Identify each line in the records below that contains the word "clothes", and copy it.
— Start DATASET RECORDS —
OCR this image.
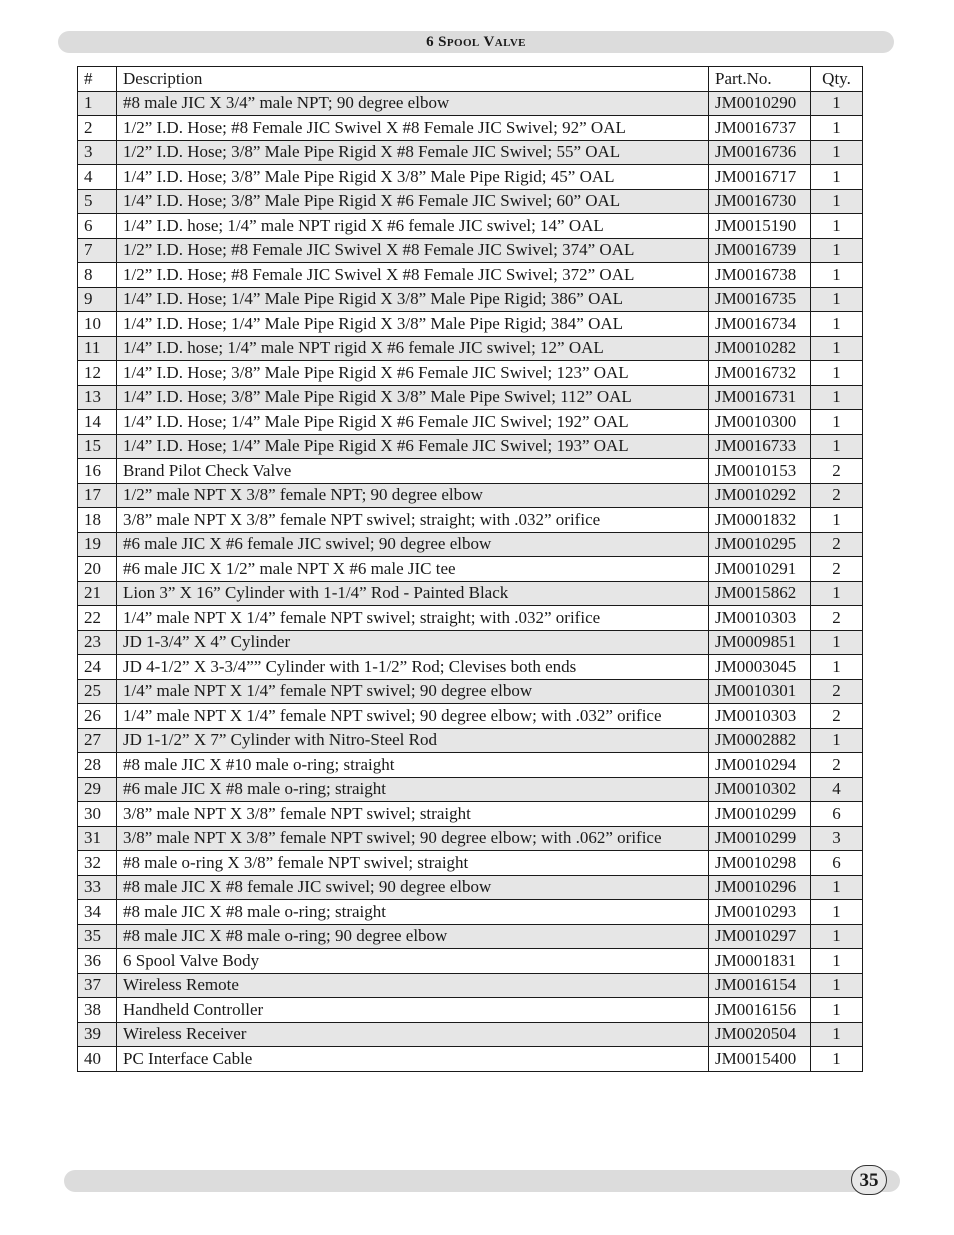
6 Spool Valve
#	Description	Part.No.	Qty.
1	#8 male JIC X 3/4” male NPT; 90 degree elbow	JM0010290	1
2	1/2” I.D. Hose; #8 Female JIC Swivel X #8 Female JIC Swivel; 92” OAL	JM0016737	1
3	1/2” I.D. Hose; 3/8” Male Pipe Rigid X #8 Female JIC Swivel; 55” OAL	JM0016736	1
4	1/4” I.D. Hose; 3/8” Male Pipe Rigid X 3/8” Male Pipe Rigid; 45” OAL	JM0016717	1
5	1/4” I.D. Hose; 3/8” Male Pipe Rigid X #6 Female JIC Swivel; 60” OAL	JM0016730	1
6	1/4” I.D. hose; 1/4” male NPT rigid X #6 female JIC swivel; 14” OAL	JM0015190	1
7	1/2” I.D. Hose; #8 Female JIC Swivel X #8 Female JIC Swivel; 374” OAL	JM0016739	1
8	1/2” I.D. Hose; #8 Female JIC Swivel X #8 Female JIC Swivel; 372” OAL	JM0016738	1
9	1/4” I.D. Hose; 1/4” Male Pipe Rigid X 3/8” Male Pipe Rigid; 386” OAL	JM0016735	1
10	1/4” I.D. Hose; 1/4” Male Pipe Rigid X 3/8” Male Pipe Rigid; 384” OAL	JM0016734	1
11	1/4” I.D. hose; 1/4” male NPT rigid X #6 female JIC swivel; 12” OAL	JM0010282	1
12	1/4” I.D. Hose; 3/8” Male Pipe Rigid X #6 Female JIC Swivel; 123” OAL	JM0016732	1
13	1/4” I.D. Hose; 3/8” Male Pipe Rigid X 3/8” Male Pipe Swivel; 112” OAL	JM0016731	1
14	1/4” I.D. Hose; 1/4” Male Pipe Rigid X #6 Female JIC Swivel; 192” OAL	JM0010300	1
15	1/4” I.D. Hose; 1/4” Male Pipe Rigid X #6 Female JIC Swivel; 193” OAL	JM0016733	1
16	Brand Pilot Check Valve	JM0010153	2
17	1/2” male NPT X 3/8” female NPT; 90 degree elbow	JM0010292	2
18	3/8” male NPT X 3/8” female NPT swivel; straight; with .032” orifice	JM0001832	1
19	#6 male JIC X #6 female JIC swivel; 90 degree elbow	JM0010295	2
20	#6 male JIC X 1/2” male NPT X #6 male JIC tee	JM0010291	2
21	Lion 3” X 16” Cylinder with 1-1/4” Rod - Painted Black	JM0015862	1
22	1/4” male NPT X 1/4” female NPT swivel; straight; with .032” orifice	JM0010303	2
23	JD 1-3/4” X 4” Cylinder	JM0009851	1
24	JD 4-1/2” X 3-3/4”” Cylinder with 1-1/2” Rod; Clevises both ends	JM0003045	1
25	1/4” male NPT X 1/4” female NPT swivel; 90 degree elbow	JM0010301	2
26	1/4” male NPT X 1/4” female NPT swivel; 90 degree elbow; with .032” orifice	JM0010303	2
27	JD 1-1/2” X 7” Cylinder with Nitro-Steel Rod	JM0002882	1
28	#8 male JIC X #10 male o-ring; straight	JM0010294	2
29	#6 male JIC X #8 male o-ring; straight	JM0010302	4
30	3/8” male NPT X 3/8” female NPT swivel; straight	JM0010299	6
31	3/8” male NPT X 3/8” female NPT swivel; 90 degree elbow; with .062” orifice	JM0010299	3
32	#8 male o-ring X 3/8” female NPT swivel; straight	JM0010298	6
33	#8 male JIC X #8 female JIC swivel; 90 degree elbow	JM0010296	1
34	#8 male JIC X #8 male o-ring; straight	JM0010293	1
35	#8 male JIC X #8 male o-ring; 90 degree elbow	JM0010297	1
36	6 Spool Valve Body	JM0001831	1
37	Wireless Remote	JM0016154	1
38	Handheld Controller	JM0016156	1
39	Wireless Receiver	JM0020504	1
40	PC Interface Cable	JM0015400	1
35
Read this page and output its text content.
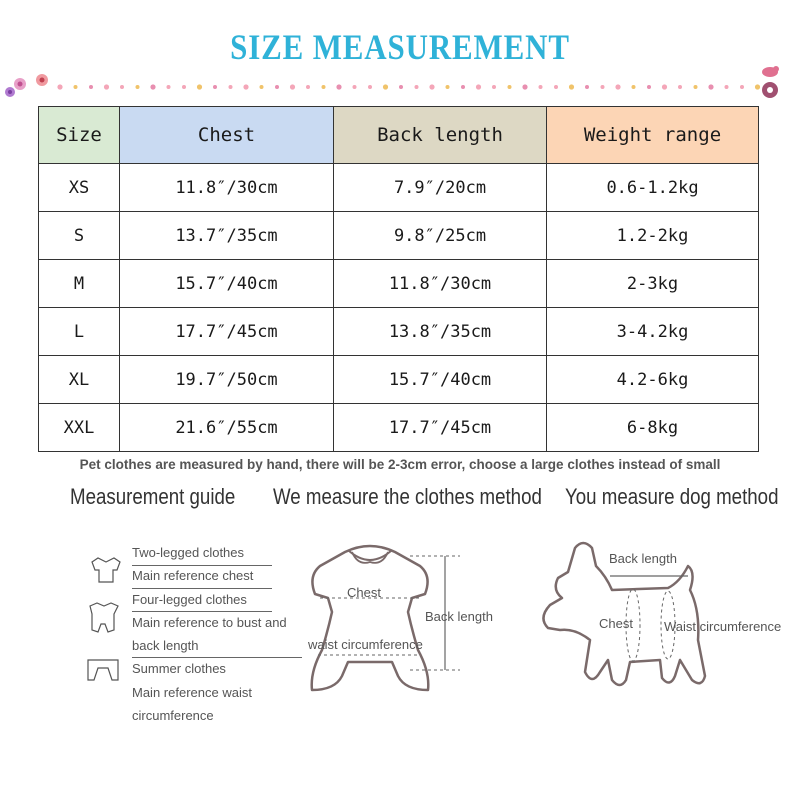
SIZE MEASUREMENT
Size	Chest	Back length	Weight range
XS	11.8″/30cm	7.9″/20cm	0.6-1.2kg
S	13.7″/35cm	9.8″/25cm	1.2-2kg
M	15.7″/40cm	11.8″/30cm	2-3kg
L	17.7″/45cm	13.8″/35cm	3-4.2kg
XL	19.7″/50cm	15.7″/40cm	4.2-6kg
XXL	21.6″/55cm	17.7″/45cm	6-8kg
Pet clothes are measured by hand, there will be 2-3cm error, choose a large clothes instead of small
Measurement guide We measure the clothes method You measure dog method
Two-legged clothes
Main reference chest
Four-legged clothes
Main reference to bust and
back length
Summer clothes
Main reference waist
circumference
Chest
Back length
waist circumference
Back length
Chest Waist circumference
— End DATASET RECORDS —
- [FINAL ANSWER]:
Pet clothes are measured by hand, there will be 2-3cm error, choose a large clothes instead of small
Measurement guide We measure the clothes method You measure dog method
Two-legged clothes
Four-legged clothes
Summer clothes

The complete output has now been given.